■ What you need to do
Word for word, print all of the entries below.

■ Records for the task

_ _ _ _

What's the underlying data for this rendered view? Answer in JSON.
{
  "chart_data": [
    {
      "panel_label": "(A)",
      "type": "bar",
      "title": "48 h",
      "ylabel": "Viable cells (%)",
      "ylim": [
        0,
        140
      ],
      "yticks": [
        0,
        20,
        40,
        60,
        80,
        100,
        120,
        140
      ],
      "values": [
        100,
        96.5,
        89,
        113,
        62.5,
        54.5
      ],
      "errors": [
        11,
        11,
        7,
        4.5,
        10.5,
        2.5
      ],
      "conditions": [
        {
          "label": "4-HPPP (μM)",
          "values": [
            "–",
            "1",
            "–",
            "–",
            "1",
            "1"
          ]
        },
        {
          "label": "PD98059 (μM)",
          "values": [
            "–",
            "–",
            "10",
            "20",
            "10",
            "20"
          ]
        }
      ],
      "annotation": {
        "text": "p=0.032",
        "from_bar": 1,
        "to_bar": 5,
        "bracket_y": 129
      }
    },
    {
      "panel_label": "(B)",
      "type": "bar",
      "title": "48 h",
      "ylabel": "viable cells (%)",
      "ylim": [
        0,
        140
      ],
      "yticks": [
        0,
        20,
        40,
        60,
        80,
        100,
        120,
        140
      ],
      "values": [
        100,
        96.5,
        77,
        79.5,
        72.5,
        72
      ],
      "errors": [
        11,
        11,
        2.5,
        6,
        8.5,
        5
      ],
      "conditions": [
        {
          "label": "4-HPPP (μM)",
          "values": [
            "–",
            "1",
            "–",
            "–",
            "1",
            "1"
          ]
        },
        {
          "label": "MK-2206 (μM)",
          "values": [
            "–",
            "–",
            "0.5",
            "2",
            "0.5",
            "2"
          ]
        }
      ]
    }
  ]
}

_ _ _ _

■ Answer box
What's the underlying data for this rendered view? Answer in JSON.
{
  "chart_data": [
    {
      "panel_label": "(A)",
      "type": "bar",
      "title": "48 h",
      "ylabel": "Viable cells (%)",
      "ylim": [
        0,
        140
      ],
      "yticks": [
        0,
        20,
        40,
        60,
        80,
        100,
        120,
        140
      ],
      "values": [
        100,
        96.5,
        89,
        113,
        62.5,
        54.5
      ],
      "errors": [
        11,
        11,
        7,
        4.5,
        10.5,
        2.5
      ],
      "conditions": [
        {
          "label": "4-HPPP (μM)",
          "values": [
            "–",
            "1",
            "–",
            "–",
            "1",
            "1"
          ]
        },
        {
          "label": "PD98059 (μM)",
          "values": [
            "–",
            "–",
            "10",
            "20",
            "10",
            "20"
          ]
        }
      ],
      "annotation": {
        "text": "p=0.032",
        "from_bar": 1,
        "to_bar": 5,
        "bracket_y": 129
      }
    },
    {
      "panel_label": "(B)",
      "type": "bar",
      "title": "48 h",
      "ylabel": "viable cells (%)",
      "ylim": [
        0,
        140
      ],
      "yticks": [
        0,
        20,
        40,
        60,
        80,
        100,
        120,
        140
      ],
      "values": [
        100,
        96.5,
        77,
        79.5,
        72.5,
        72
      ],
      "errors": [
        11,
        11,
        2.5,
        6,
        8.5,
        5
      ],
      "conditions": [
        {
          "label": "4-HPPP (μM)",
          "values": [
            "–",
            "1",
            "–",
            "–",
            "1",
            "1"
          ]
        },
        {
          "label": "MK-2206 (μM)",
          "values": [
            "–",
            "–",
            "0.5",
            "2",
            "0.5",
            "2"
          ]
        }
      ]
    }
  ]
}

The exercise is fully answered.